> Data for this exercise:
--- Begin ---

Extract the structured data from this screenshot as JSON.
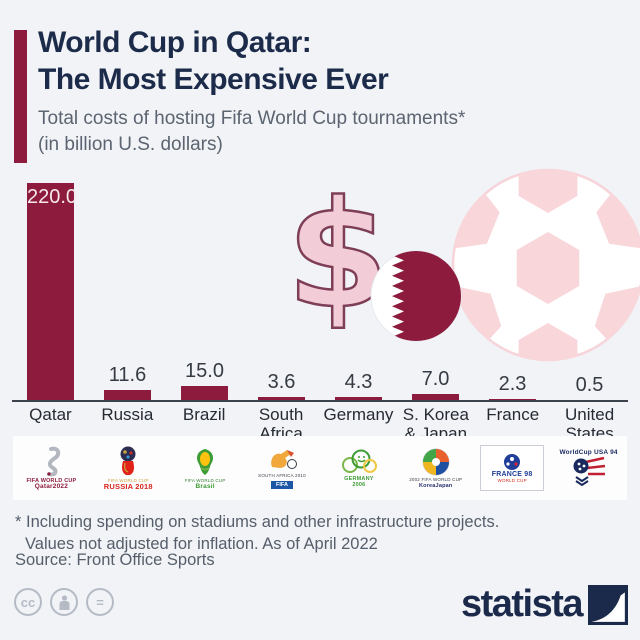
{
  "header": {
    "title_line1": "World Cup in Qatar:",
    "title_line2": "The Most Expensive Ever",
    "subtitle_line1": "Total costs of hosting Fifa World Cup tournaments*",
    "subtitle_line2": "(in billion U.S. dollars)"
  },
  "chart_data": {
    "type": "bar",
    "title": "Total costs of hosting Fifa World Cup tournaments (in billion U.S. dollars)",
    "categories": [
      "Qatar",
      "Russia",
      "Brazil",
      "South Africa",
      "Germany",
      "S. Korea & Japan",
      "France",
      "United States"
    ],
    "values": [
      220.0,
      11.6,
      15.0,
      3.6,
      4.3,
      7.0,
      2.3,
      0.5
    ],
    "value_labels": [
      "220.0",
      "11.6",
      "15.0",
      "3.6",
      "4.3",
      "7.0",
      "2.3",
      "0.5"
    ],
    "bar_color": "#8d1b3d",
    "xlabel": "",
    "ylabel": "billion U.S. dollars",
    "ylim": [
      0,
      222
    ],
    "grid": false,
    "legend": false
  },
  "decorations": {
    "dollar_sign": "$",
    "dollar_fill": "#f2ccd7",
    "dollar_outline": "#7d3e56",
    "ball_patch_color": "#f8d6da",
    "flag_maroon": "#8d1b3d"
  },
  "logos": [
    {
      "id": "qatar-2022",
      "line1": "FIFA WORLD CUP",
      "line2": "Qatar2022"
    },
    {
      "id": "russia-2018",
      "line1": "FIFA WORLD CUP",
      "line2": "RUSSIA 2018"
    },
    {
      "id": "brazil-2014",
      "line1": "FIFA WORLD CUP",
      "line2": "Brasil"
    },
    {
      "id": "south-africa-2010",
      "line1": "SOUTH AFRICA 2010",
      "line2": "FIFA"
    },
    {
      "id": "germany-2006",
      "line1": "GERMANY",
      "line2": "2006"
    },
    {
      "id": "korea-japan-2002",
      "line1": "2002 FIFA WORLD CUP",
      "line2": "KoreaJapan"
    },
    {
      "id": "france-98",
      "line1": "FRANCE 98",
      "line2": "WORLD CUP"
    },
    {
      "id": "usa-94",
      "line1": "WorldCup USA 94",
      "line2": ""
    }
  ],
  "footnote_line1": "* Including spending on stadiums and other infrastructure projects.",
  "footnote_line2": "Values not adjusted for inflation. As of April 2022",
  "source": "Source: Front Office Sports",
  "license": {
    "cc_label": "cc",
    "nd_label": "="
  },
  "branding": {
    "wordmark": "statista"
  }
}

--- End ---

Copy every record above exactly as written, but leave out the pictures.

> Answer to the task:
Extract the structured data from this screenshot as JSON.
{
  "header": {
    "title_line1": "World Cup in Qatar:",
    "title_line2": "The Most Expensive Ever",
    "subtitle_line1": "Total costs of hosting Fifa World Cup tournaments*",
    "subtitle_line2": "(in billion U.S. dollars)"
  },
  "chart_data": {
    "type": "bar",
    "title": "Total costs of hosting Fifa World Cup tournaments (in billion U.S. dollars)",
    "categories": [
      "Qatar",
      "Russia",
      "Brazil",
      "South Africa",
      "Germany",
      "S. Korea & Japan",
      "France",
      "United States"
    ],
    "values": [
      220.0,
      11.6,
      15.0,
      3.6,
      4.3,
      7.0,
      2.3,
      0.5
    ],
    "value_labels": [
      "220.0",
      "11.6",
      "15.0",
      "3.6",
      "4.3",
      "7.0",
      "2.3",
      "0.5"
    ],
    "bar_color": "#8d1b3d",
    "xlabel": "",
    "ylabel": "billion U.S. dollars",
    "ylim": [
      0,
      222
    ],
    "grid": false,
    "legend": false
  },
  "decorations": {
    "dollar_sign": "$",
    "dollar_fill": "#f2ccd7",
    "dollar_outline": "#7d3e56",
    "ball_patch_color": "#f8d6da",
    "flag_maroon": "#8d1b3d"
  },
  "logos": [
    {
      "id": "qatar-2022",
      "line1": "FIFA WORLD CUP",
      "line2": "Qatar2022"
    },
    {
      "id": "russia-2018",
      "line1": "FIFA WORLD CUP",
      "line2": "RUSSIA 2018"
    },
    {
      "id": "brazil-2014",
      "line1": "FIFA WORLD CUP",
      "line2": "Brasil"
    },
    {
      "id": "south-africa-2010",
      "line1": "SOUTH AFRICA 2010",
      "line2": "FIFA"
    },
    {
      "id": "germany-2006",
      "line1": "GERMANY",
      "line2": "2006"
    },
    {
      "id": "korea-japan-2002",
      "line1": "2002 FIFA WORLD CUP",
      "line2": "KoreaJapan"
    },
    {
      "id": "france-98",
      "line1": "FRANCE 98",
      "line2": "WORLD CUP"
    },
    {
      "id": "usa-94",
      "line1": "WorldCup USA 94",
      "line2": ""
    }
  ],
  "footnote_line1": "* Including spending on stadiums and other infrastructure projects.",
  "footnote_line2": "Values not adjusted for inflation. As of April 2022",
  "source": "Source: Front Office Sports",
  "license": {
    "cc_label": "cc",
    "nd_label": "="
  },
  "branding": {
    "wordmark": "statista"
  }
}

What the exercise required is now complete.